▸ **WHAT TO WORK ON**
Find each line with the word "有两个小于" in it, then give the total alone.
[BEGIN]
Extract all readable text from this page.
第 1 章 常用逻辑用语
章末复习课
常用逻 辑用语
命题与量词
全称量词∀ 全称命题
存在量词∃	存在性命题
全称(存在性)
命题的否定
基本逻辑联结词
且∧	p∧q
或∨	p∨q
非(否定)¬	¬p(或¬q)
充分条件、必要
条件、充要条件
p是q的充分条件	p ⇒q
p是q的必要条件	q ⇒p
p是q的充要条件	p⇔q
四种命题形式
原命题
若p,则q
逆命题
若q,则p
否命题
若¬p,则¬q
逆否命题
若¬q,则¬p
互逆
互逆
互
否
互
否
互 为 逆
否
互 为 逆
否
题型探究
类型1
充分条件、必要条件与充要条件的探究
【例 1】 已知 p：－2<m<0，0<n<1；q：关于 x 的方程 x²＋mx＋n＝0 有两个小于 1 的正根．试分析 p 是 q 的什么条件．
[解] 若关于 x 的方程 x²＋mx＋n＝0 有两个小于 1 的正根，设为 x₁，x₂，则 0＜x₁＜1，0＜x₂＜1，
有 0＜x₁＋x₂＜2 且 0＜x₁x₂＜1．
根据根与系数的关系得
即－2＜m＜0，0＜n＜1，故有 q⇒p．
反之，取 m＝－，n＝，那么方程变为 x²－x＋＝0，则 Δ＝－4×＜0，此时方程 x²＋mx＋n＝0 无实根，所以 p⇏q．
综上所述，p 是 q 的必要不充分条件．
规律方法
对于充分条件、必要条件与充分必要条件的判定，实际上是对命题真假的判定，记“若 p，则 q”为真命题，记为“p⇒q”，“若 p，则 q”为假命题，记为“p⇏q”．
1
[END]
▸ **EXERCISE SOLUTION**
2